• **Directions**: Only lines with the word "houses" are needed; collect each of them from the listing below.

Extracts from a graphics dataset:

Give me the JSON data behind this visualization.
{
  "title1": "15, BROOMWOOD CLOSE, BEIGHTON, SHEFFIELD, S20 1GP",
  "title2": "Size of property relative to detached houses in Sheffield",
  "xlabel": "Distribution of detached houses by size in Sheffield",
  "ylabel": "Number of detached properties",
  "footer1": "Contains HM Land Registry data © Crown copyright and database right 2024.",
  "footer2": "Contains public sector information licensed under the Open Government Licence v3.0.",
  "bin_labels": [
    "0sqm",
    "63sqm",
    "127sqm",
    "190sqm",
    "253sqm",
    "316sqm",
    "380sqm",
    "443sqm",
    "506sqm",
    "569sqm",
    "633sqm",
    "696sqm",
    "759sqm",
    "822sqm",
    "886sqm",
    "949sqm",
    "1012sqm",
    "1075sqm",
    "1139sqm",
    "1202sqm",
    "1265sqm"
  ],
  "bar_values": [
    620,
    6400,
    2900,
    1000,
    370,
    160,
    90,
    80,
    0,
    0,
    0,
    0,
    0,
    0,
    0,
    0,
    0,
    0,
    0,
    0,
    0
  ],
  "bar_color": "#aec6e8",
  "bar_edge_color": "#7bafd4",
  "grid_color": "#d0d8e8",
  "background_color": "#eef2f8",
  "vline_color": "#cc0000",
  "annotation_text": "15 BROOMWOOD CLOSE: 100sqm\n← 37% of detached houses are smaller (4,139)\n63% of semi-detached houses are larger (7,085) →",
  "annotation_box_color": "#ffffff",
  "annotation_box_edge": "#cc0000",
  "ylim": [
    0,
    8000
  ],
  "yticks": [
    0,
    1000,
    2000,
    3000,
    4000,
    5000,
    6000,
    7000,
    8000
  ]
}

• **The result**:
  "title2": "Size of property relative to detached houses in Sheffield",
  "xlabel": "Distribution of detached houses by size in Sheffield",
  "annotation_text": "15 BROOMWOOD CLOSE: 100sqm\n← 37% of detached houses are smaller (4,139)\n63% of semi-detached houses are larger (7,085) →",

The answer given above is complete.